>>

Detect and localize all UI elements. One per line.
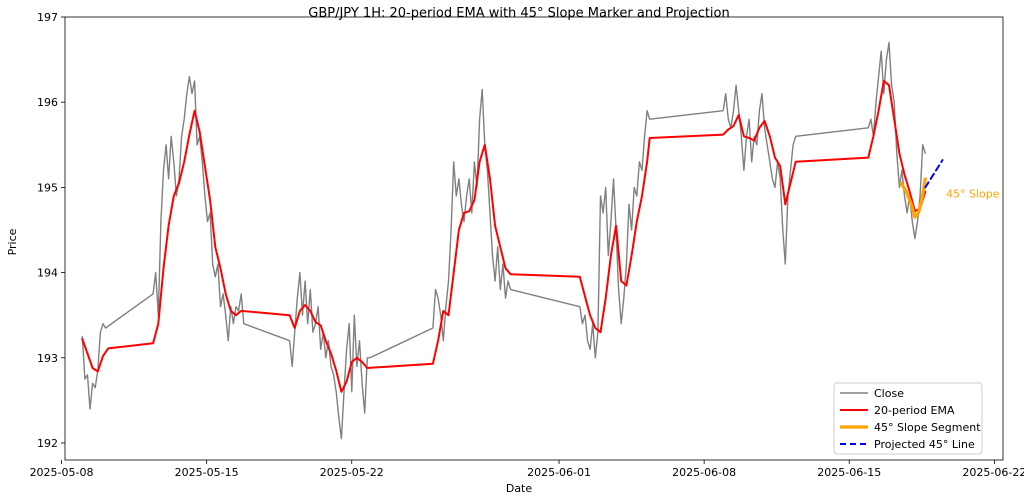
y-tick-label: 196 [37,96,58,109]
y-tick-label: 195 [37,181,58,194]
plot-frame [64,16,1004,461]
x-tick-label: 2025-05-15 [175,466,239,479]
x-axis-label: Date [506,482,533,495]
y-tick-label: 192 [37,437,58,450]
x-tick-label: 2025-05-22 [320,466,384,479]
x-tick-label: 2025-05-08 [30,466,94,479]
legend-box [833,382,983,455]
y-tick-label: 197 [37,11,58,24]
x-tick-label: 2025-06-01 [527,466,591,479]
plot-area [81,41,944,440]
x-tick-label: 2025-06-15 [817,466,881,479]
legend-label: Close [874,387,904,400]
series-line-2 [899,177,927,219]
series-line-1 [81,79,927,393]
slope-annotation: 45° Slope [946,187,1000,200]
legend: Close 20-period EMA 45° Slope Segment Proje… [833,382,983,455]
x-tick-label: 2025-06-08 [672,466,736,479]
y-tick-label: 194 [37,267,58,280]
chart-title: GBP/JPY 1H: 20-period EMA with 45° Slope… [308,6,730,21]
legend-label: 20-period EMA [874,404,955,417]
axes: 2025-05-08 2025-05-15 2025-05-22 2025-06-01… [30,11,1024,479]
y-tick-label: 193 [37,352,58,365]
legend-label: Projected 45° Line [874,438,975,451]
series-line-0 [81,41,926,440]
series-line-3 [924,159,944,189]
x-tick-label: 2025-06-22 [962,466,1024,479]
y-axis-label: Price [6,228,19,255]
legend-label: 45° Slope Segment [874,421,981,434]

<<
>>

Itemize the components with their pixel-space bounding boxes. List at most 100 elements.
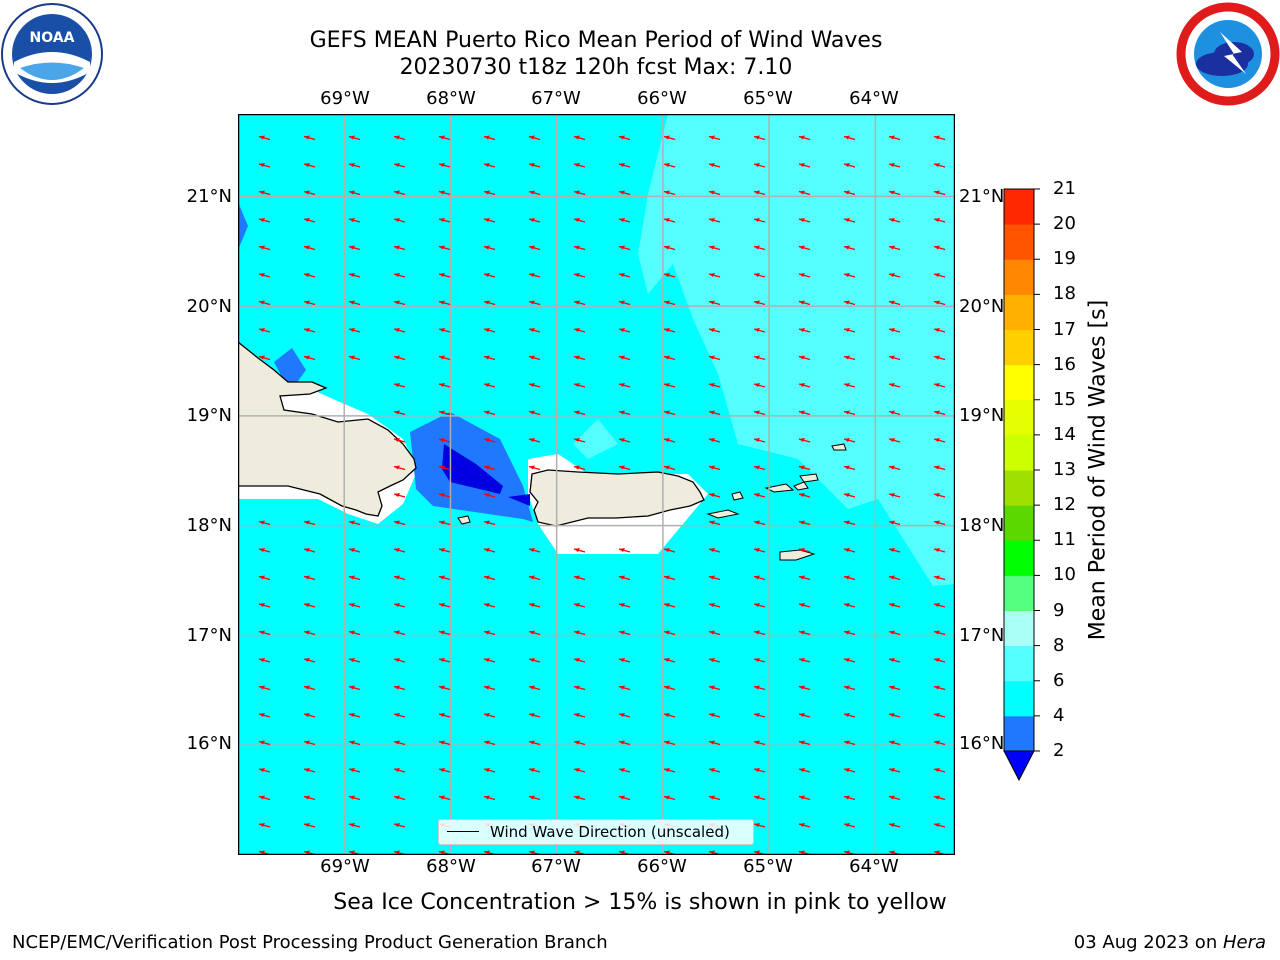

<<

Task statement.
Lay out the material as a numbered list, starting at the line containing "Detect and localize" and ending at the line containing "legend-label: Close [874,387,904,400]", with blank lines omitted. Leave the pictures out of the answer.

Solution to the exercise.
1. Detect and localize all UI elements. One per line.
2. y-tick-label: 196 [37,96,58,109]
3. y-tick-label: 195 [37,181,58,194]
4. plot-frame [64,16,1004,461]
5. x-tick-label: 2025-05-15 [175,466,239,479]
6. x-axis-label: Date [506,482,533,495]
7. y-tick-label: 192 [37,437,58,450]
8. x-tick-label: 2025-05-22 [320,466,384,479]
9. x-tick-label: 2025-05-08 [30,466,94,479]
10. legend-box [833,382,983,455]
11. y-tick-label: 197 [37,11,58,24]
12. x-tick-label: 2025-06-01 [527,466,591,479]
13. plot-area [81,41,944,440]
14. x-tick-label: 2025-06-15 [817,466,881,479]
15. legend-label: Close [874,387,904,400]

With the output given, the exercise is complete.